Task directions
All the data should be repeated exactly. Any image in it is left out.

(Data extracted from a collection)

--

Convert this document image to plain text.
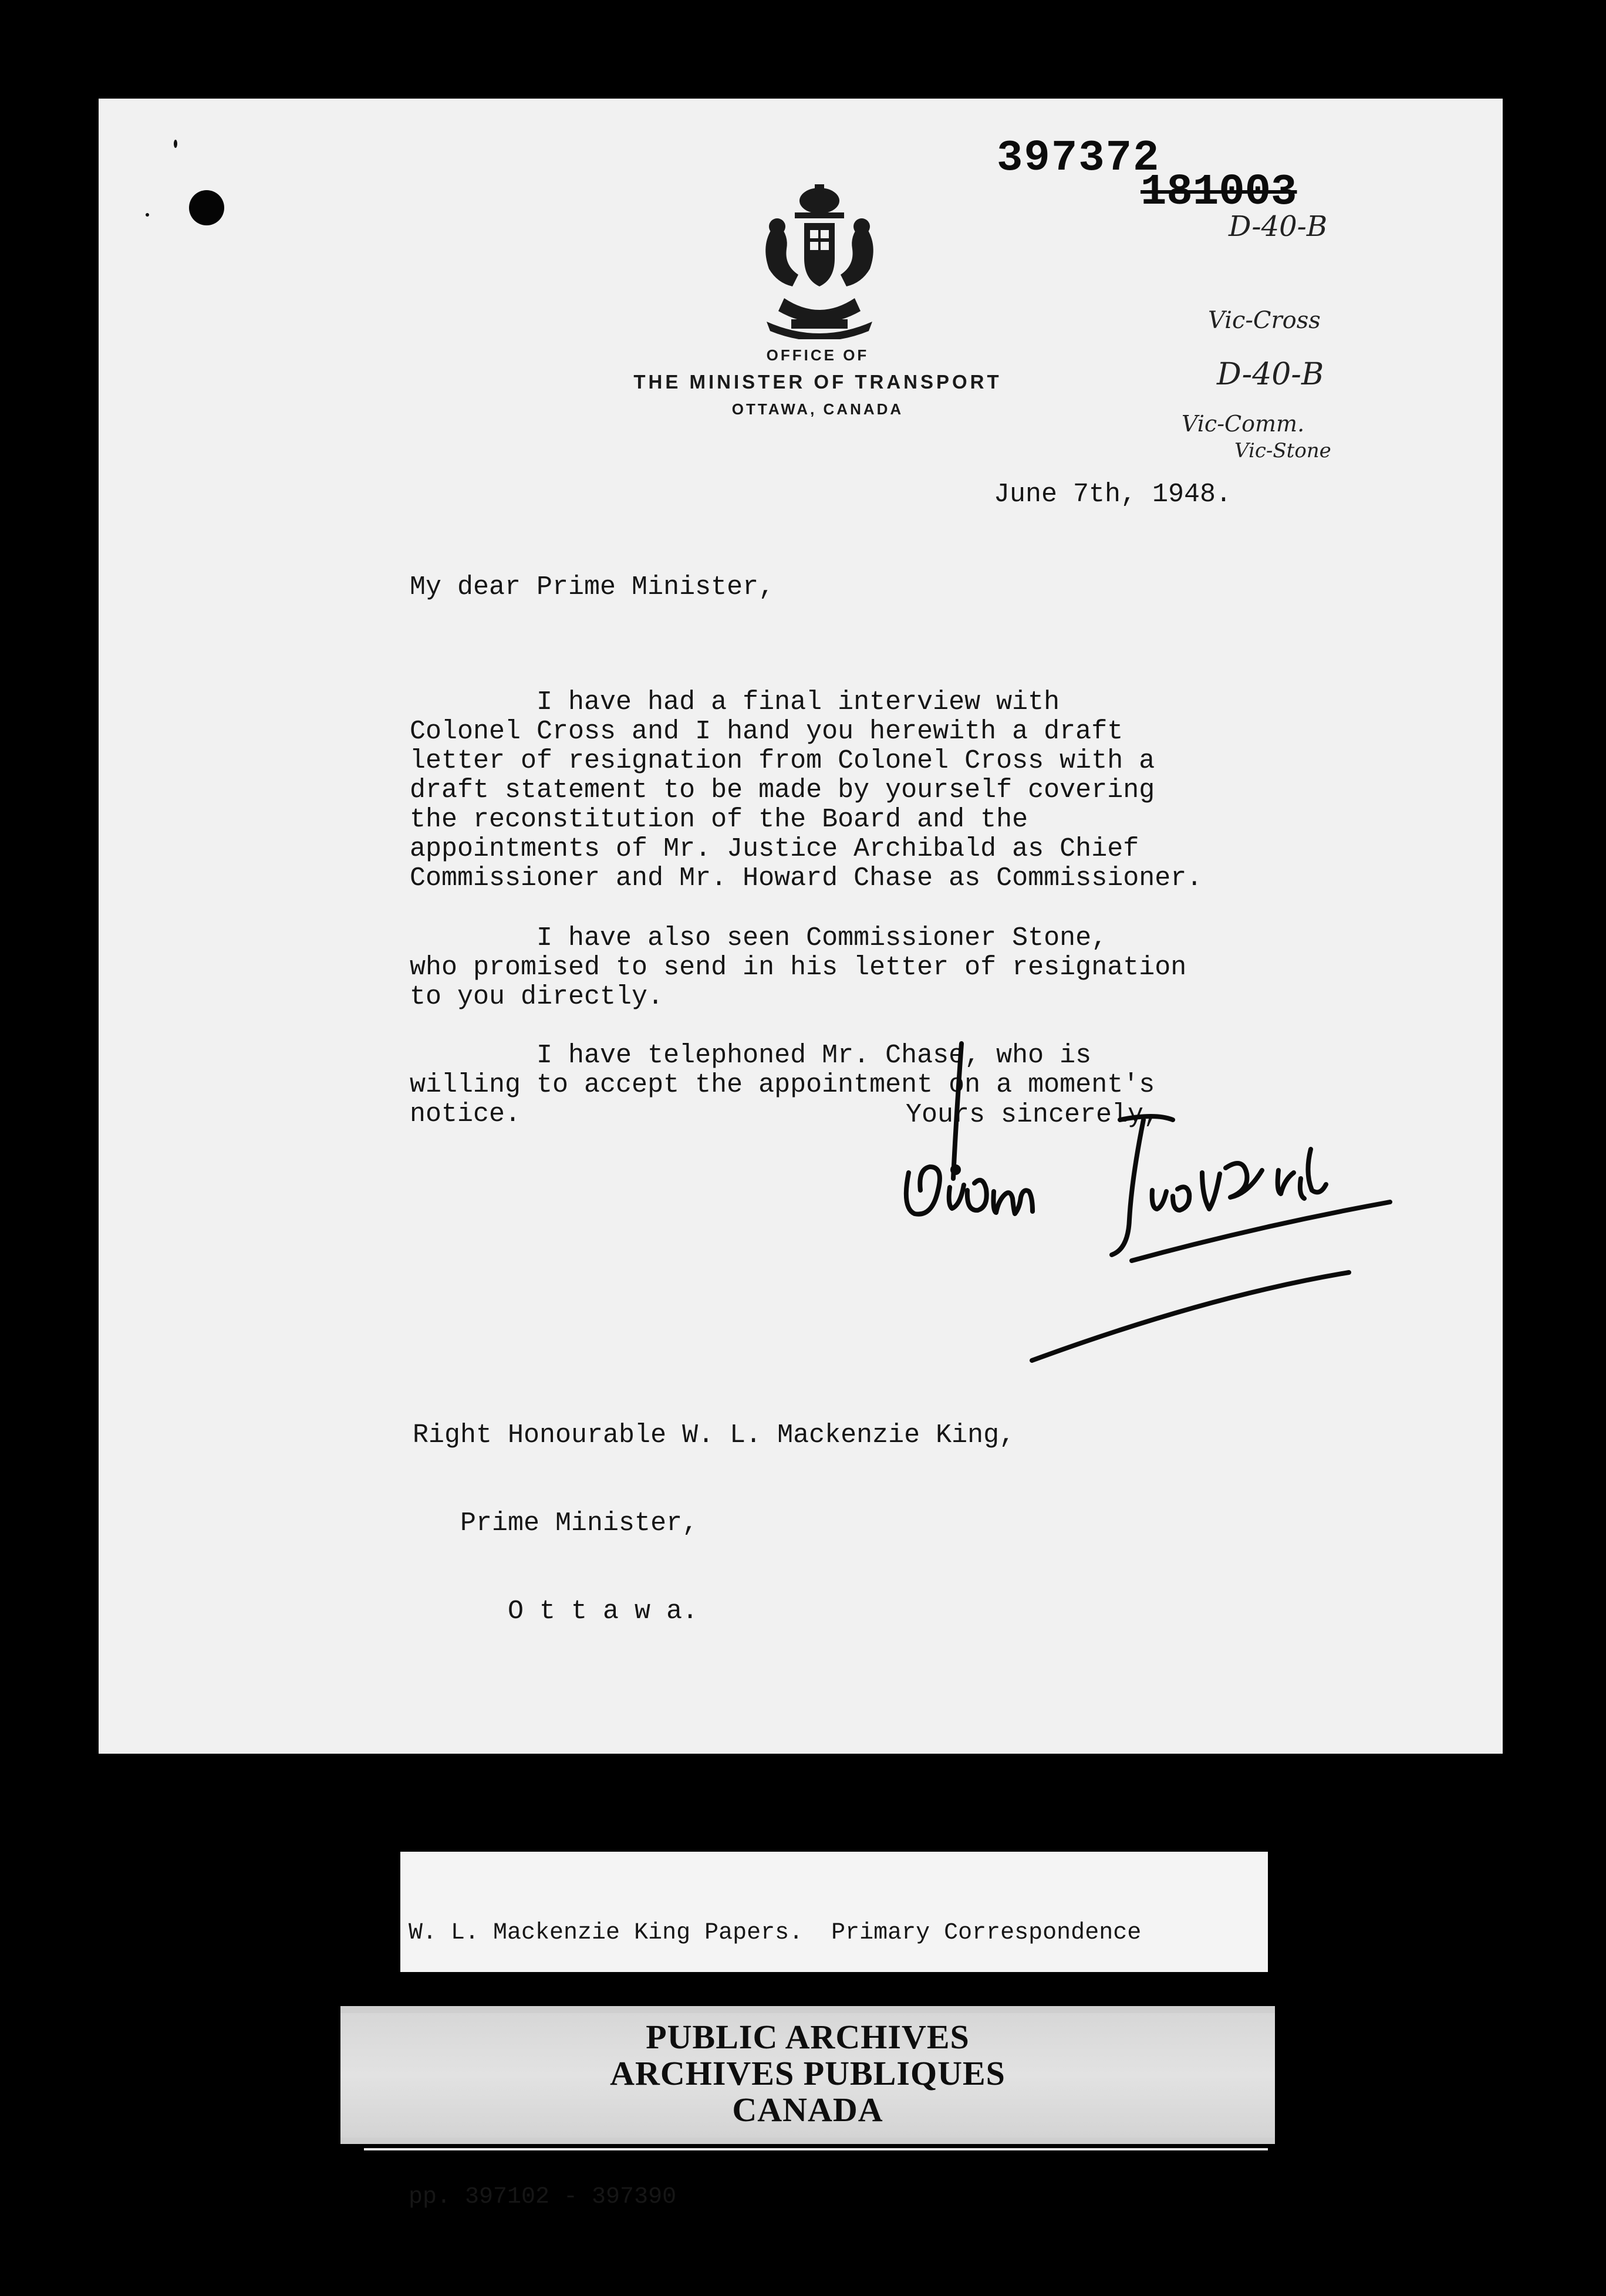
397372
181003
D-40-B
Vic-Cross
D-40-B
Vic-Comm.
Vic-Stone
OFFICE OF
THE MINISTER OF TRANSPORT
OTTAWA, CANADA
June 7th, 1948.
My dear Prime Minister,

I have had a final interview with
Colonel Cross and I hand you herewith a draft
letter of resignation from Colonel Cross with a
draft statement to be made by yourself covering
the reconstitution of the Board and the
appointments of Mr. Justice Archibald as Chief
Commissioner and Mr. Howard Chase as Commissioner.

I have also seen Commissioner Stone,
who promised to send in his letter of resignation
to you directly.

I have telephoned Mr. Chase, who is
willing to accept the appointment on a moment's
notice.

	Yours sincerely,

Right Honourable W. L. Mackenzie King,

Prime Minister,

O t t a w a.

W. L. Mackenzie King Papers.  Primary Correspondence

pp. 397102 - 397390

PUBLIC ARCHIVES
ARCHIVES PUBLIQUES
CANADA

--

Finished exercise
Convert this document image to plain text.
397372
181003
D-40-B
Vic-Cross
D-40-B
Vic-Comm.
Vic-Stone
OFFICE OF
THE MINISTER OF TRANSPORT
OTTAWA, CANADA
June 7th, 1948.
My dear Prime Minister,

I have had a final interview with
Colonel Cross and I hand you herewith a draft
letter of resignation from Colonel Cross with a
draft statement to be made by yourself covering
the reconstitution of the Board and the
appointments of Mr. Justice Archibald as Chief
Commissioner and Mr. Howard Chase as Commissioner.

I have also seen Commissioner Stone,
who promised to send in his letter of resignation
to you directly.

I have telephoned Mr. Chase, who is
willing to accept the appointment on a moment's
notice.

	Yours sincerely,

Right Honourable W. L. Mackenzie King,

Prime Minister,

O t t a w a.

W. L. Mackenzie King Papers.  Primary Correspondence

pp. 397102 - 397390

PUBLIC ARCHIVES
ARCHIVES PUBLIQUES
CANADA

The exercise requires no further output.